*Assigned task*
Each line below is to be copied out exactly, and none may be omitted.

*Source information*
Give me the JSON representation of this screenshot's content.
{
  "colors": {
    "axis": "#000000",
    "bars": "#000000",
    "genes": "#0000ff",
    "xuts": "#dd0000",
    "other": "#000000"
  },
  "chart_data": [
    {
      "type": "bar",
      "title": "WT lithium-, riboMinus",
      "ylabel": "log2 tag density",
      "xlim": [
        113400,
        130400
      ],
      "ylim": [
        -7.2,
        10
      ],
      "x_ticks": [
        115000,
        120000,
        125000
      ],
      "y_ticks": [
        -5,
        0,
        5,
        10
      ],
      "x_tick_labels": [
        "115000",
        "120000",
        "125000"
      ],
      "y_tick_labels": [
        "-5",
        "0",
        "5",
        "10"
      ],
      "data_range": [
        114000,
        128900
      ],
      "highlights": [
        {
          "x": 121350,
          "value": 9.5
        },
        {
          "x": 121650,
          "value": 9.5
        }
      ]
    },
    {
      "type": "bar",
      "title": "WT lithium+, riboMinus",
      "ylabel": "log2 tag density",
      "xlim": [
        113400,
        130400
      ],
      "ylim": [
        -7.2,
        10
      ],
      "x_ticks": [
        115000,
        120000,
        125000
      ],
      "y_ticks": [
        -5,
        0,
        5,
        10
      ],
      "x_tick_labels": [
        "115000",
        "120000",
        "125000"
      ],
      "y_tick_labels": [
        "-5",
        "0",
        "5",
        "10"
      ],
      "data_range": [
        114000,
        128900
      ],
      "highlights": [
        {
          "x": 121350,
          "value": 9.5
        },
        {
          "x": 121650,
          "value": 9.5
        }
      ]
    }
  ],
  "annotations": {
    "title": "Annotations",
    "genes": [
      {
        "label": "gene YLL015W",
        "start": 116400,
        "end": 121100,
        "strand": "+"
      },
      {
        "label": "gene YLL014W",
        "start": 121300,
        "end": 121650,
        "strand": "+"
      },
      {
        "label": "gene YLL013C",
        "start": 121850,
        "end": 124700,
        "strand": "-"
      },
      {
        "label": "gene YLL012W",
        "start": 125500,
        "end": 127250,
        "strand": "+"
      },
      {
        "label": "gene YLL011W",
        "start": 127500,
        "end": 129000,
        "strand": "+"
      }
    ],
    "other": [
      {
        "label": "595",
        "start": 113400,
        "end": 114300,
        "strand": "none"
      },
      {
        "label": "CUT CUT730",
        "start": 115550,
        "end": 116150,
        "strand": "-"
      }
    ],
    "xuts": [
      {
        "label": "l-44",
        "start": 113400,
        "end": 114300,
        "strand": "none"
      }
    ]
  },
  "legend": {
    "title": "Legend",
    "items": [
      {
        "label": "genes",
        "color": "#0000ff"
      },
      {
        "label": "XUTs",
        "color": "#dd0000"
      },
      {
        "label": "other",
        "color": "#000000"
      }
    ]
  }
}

*Solution for this task*
Give me the JSON representation of this screenshot's content.
{
  "colors": {
    "axis": "#000000",
    "bars": "#000000",
    "genes": "#0000ff",
    "xuts": "#dd0000",
    "other": "#000000"
  },
  "chart_data": [
    {
      "type": "bar",
      "title": "WT lithium-, riboMinus",
      "ylabel": "log2 tag density",
      "xlim": [
        113400,
        130400
      ],
      "ylim": [
        -7.2,
        10
      ],
      "x_ticks": [
        115000,
        120000,
        125000
      ],
      "y_ticks": [
        -5,
        0,
        5,
        10
      ],
      "x_tick_labels": [
        "115000",
        "120000",
        "125000"
      ],
      "y_tick_labels": [
        "-5",
        "0",
        "5",
        "10"
      ],
      "data_range": [
        114000,
        128900
      ],
      "highlights": [
        {
          "x": 121350,
          "value": 9.5
        },
        {
          "x": 121650,
          "value": 9.5
        }
      ]
    },
    {
      "type": "bar",
      "title": "WT lithium+, riboMinus",
      "ylabel": "log2 tag density",
      "xlim": [
        113400,
        130400
      ],
      "ylim": [
        -7.2,
        10
      ],
      "x_ticks": [
        115000,
        120000,
        125000
      ],
      "y_ticks": [
        -5,
        0,
        5,
        10
      ],
      "x_tick_labels": [
        "115000",
        "120000",
        "125000"
      ],
      "y_tick_labels": [
        "-5",
        "0",
        "5",
        "10"
      ],
      "data_range": [
        114000,
        128900
      ],
      "highlights": [
        {
          "x": 121350,
          "value": 9.5
        },
        {
          "x": 121650,
          "value": 9.5
        }
      ]
    }
  ],
  "annotations": {
    "title": "Annotations",
    "genes": [
      {
        "label": "gene YLL015W",
        "start": 116400,
        "end": 121100,
        "strand": "+"
      },
      {
        "label": "gene YLL014W",
        "start": 121300,
        "end": 121650,
        "strand": "+"
      },
      {
        "label": "gene YLL013C",
        "start": 121850,
        "end": 124700,
        "strand": "-"
      },
      {
        "label": "gene YLL012W",
        "start": 125500,
        "end": 127250,
        "strand": "+"
      },
      {
        "label": "gene YLL011W",
        "start": 127500,
        "end": 129000,
        "strand": "+"
      }
    ],
    "other": [
      {
        "label": "595",
        "start": 113400,
        "end": 114300,
        "strand": "none"
      },
      {
        "label": "CUT CUT730",
        "start": 115550,
        "end": 116150,
        "strand": "-"
      }
    ],
    "xuts": [
      {
        "label": "l-44",
        "start": 113400,
        "end": 114300,
        "strand": "none"
      }
    ]
  },
  "legend": {
    "title": "Legend",
    "items": [
      {
        "label": "genes",
        "color": "#0000ff"
      },
      {
        "label": "XUTs",
        "color": "#dd0000"
      },
      {
        "label": "other",
        "color": "#000000"
      }
    ]
  }
}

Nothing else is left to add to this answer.